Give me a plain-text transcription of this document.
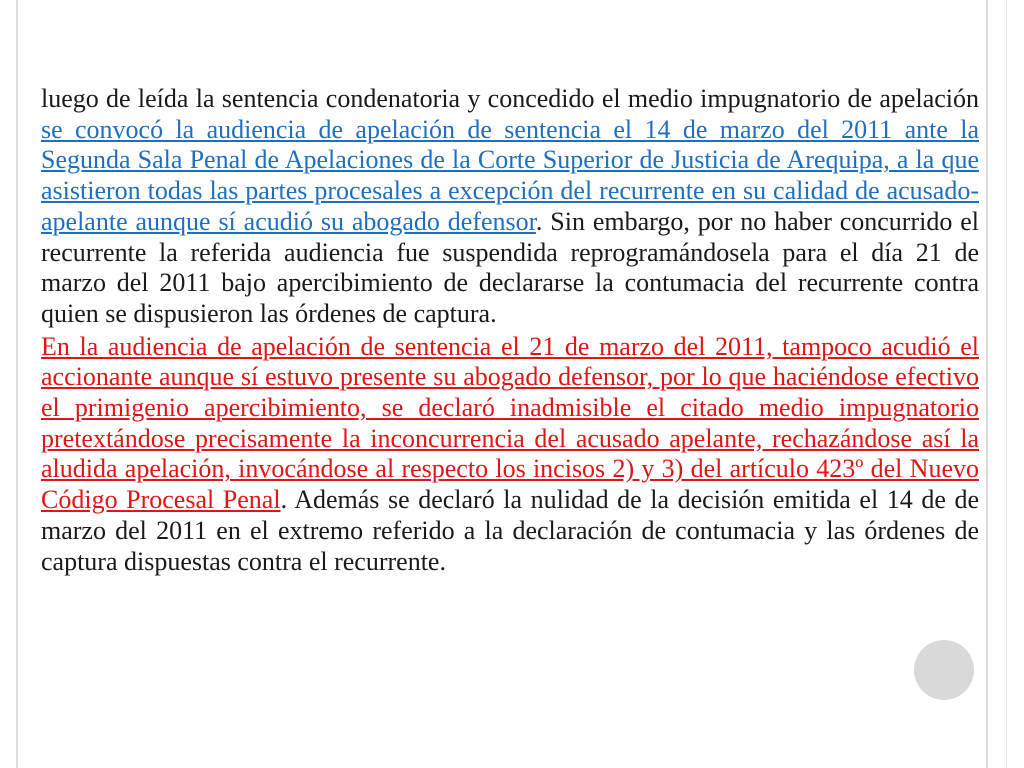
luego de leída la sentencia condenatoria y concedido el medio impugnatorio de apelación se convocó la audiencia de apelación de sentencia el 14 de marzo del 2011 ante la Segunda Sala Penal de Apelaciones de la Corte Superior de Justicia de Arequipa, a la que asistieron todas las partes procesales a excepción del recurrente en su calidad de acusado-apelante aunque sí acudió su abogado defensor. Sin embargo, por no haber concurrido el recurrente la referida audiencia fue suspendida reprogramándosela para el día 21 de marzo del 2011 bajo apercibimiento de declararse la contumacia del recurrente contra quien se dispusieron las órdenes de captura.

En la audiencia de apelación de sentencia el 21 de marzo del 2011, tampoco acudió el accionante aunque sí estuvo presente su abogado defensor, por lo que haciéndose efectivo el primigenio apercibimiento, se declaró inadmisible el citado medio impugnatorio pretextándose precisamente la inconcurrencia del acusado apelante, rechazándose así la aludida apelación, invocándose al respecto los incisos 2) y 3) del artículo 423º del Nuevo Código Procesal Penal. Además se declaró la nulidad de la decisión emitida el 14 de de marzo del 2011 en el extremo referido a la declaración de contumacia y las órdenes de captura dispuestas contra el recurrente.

========

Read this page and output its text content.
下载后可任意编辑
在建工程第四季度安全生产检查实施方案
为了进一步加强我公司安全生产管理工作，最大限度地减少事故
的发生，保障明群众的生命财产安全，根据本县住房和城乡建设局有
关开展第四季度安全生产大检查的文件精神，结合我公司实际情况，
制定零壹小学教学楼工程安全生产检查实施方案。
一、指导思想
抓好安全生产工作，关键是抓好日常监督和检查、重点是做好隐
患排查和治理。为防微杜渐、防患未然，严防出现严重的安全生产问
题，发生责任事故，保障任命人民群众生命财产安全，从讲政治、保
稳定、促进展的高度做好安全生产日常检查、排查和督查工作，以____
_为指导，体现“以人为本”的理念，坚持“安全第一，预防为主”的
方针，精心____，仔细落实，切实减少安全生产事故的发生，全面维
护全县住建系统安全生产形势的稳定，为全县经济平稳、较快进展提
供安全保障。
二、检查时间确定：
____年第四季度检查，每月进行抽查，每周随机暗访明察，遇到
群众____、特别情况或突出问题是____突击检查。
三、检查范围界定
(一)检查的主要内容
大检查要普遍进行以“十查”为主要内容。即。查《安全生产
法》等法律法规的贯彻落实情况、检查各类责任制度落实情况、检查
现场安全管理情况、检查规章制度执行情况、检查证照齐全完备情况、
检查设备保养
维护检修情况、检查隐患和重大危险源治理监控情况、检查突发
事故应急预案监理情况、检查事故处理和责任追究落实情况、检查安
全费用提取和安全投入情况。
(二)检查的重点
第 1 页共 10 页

========

AIM: Gather up the lines that contain the word "this".

THE SOLUTION:
Give me a plain-text transcription of this document.
Read this page and output its text content.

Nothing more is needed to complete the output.